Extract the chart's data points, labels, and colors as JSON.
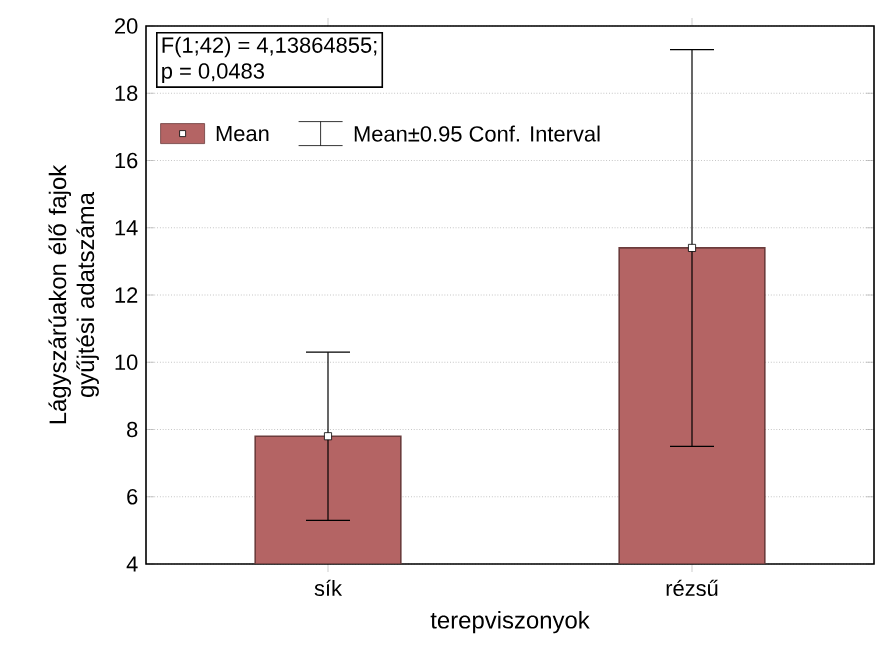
{
  "chart_data": {
    "type": "bar",
    "xlabel": "terepviszonyok",
    "ylabel": "Lágyszárúakon élő fajok gyűjtési adatszáma",
    "categories": [
      "sík",
      "rézsű"
    ],
    "series": [
      {
        "name": "Mean",
        "color": "#b46464",
        "values": [
          7.8,
          13.4
        ],
        "errors": [
          [
            5.3,
            10.3
          ],
          [
            7.5,
            19.3
          ]
        ]
      },
      {
        "type": "scatter",
        "x": [
          "sík",
          "rézsű"
        ],
        "color": "#ffffff",
        "values": [
          7.8,
          13.4
        ]
      }
    ],
    "ylim": [
      4,
      20
    ],
    "yticks": [
      4,
      6,
      8,
      10,
      12,
      14,
      16,
      18,
      20
    ],
    "grid": "y",
    "legend": "top left",
    "marker": "square",
    "annotations": [
      "F(1;42) = 4,13864855;",
      "p = 0,0483",
      "Mean±0.95 Conf. Interval"
    ]
  }
}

--------------------------------------------------

Task description: Set down every record once more, word for word, without pictures.

Worked solution:
Extract the chart's data points, labels, and colors as JSON.
{
  "chart_data": {
    "type": "bar",
    "xlabel": "terepviszonyok",
    "ylabel": "Lágyszárúakon élő fajok gyűjtési adatszáma",
    "categories": [
      "sík",
      "rézsű"
    ],
    "series": [
      {
        "name": "Mean",
        "color": "#b46464",
        "values": [
          7.8,
          13.4
        ],
        "errors": [
          [
            5.3,
            10.3
          ],
          [
            7.5,
            19.3
          ]
        ]
      },
      {
        "type": "scatter",
        "x": [
          "sík",
          "rézsű"
        ],
        "color": "#ffffff",
        "values": [
          7.8,
          13.4
        ]
      }
    ],
    "ylim": [
      4,
      20
    ],
    "yticks": [
      4,
      6,
      8,
      10,
      12,
      14,
      16,
      18,
      20
    ],
    "grid": "y",
    "legend": "top left",
    "marker": "square",
    "annotations": [
      "F(1;42) = 4,13864855;",
      "p = 0,0483",
      "Mean±0.95 Conf. Interval"
    ]
  }
}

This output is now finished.